- [Information provided]:
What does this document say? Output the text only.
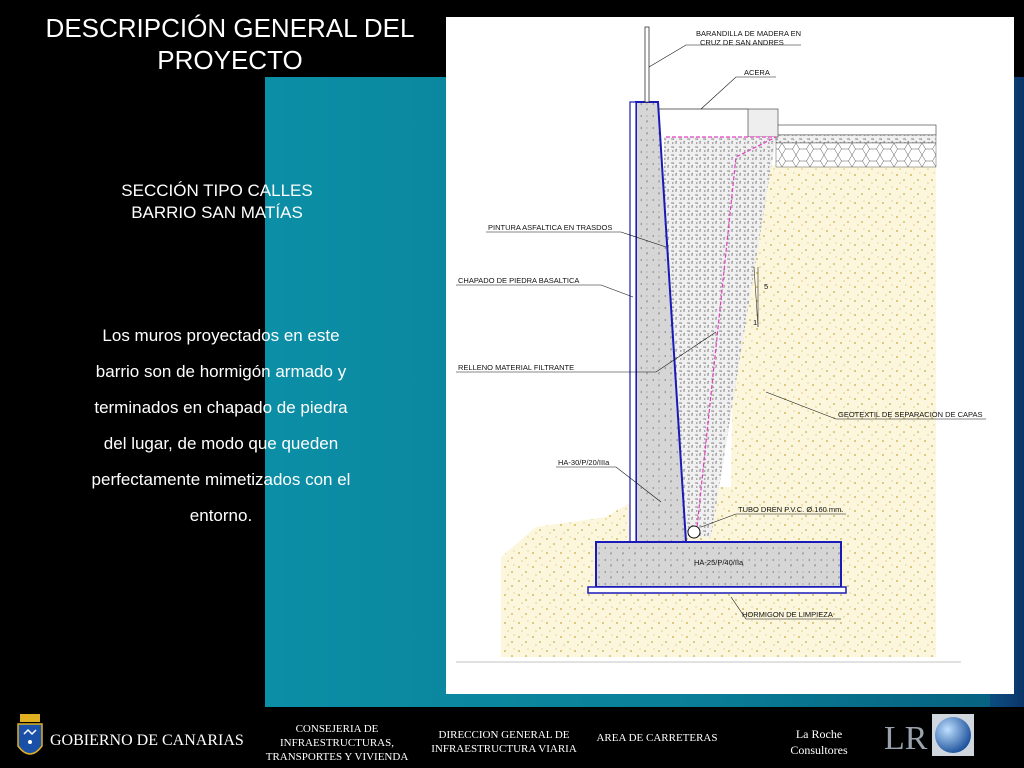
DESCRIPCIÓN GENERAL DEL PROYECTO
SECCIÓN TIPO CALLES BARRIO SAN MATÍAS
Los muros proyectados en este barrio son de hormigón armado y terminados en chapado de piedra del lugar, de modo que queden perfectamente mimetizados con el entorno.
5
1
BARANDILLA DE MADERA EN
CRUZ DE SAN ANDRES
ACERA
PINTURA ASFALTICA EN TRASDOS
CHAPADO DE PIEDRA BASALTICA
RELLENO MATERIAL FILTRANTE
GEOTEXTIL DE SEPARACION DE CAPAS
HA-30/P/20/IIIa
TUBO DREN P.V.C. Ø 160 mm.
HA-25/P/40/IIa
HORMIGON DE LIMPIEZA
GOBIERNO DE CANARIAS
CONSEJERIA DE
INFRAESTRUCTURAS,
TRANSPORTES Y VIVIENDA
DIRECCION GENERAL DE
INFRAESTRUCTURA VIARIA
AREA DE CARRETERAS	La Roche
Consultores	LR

* * *

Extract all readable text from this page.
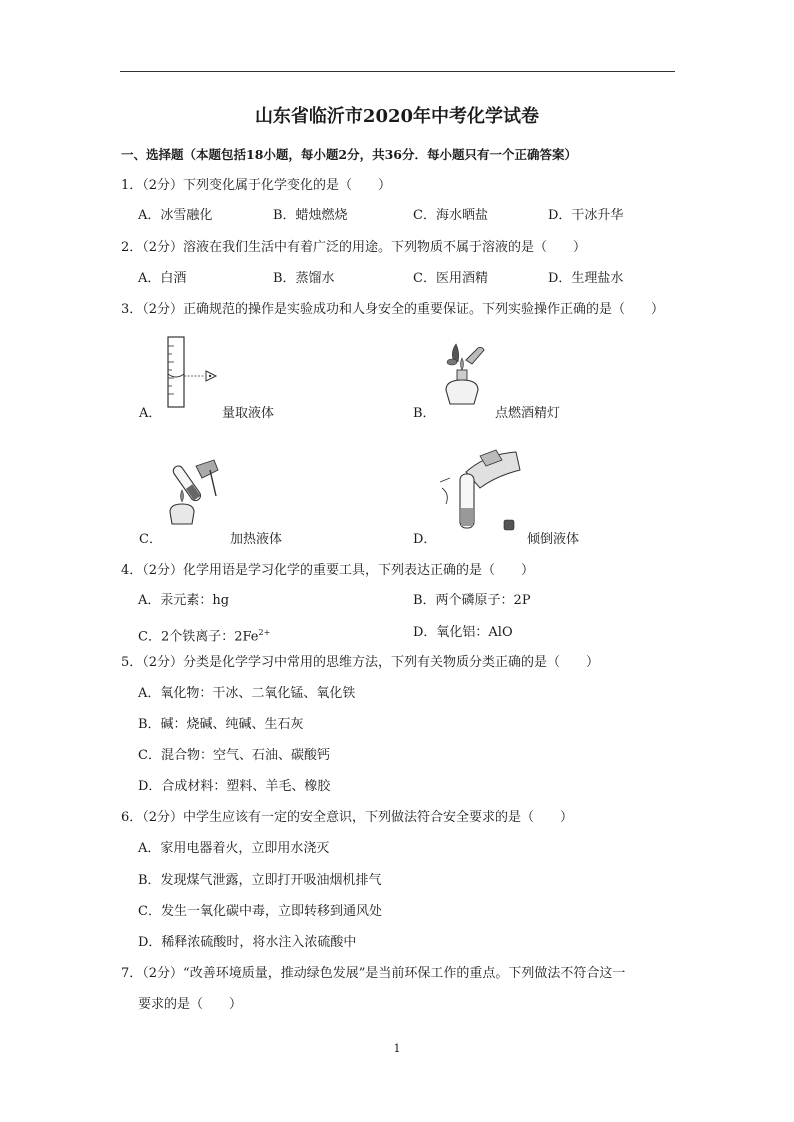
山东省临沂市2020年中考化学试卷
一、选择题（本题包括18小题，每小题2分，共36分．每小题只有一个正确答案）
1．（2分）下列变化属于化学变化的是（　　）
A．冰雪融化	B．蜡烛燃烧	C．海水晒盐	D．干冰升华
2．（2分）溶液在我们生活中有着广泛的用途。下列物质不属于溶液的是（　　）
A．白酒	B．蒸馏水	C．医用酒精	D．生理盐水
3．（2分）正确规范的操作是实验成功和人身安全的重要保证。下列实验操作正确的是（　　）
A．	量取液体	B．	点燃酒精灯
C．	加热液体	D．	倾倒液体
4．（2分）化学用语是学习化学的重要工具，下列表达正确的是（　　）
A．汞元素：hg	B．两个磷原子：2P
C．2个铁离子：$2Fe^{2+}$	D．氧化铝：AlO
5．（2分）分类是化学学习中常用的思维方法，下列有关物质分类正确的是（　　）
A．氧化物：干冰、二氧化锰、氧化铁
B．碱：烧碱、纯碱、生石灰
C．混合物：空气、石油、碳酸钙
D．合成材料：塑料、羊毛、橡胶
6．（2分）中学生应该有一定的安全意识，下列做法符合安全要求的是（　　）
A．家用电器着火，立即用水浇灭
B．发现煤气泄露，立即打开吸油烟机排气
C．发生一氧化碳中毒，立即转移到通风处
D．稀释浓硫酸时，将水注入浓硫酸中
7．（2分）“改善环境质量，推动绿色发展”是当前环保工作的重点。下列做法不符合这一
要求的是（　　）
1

- [Task goal]: Gather all the lines that include the word "GENERAL" and copy them out.

- [Exercise output]:
DESCRIPCIÓN GENERAL DEL PROYECTO
DIRECCION GENERAL DE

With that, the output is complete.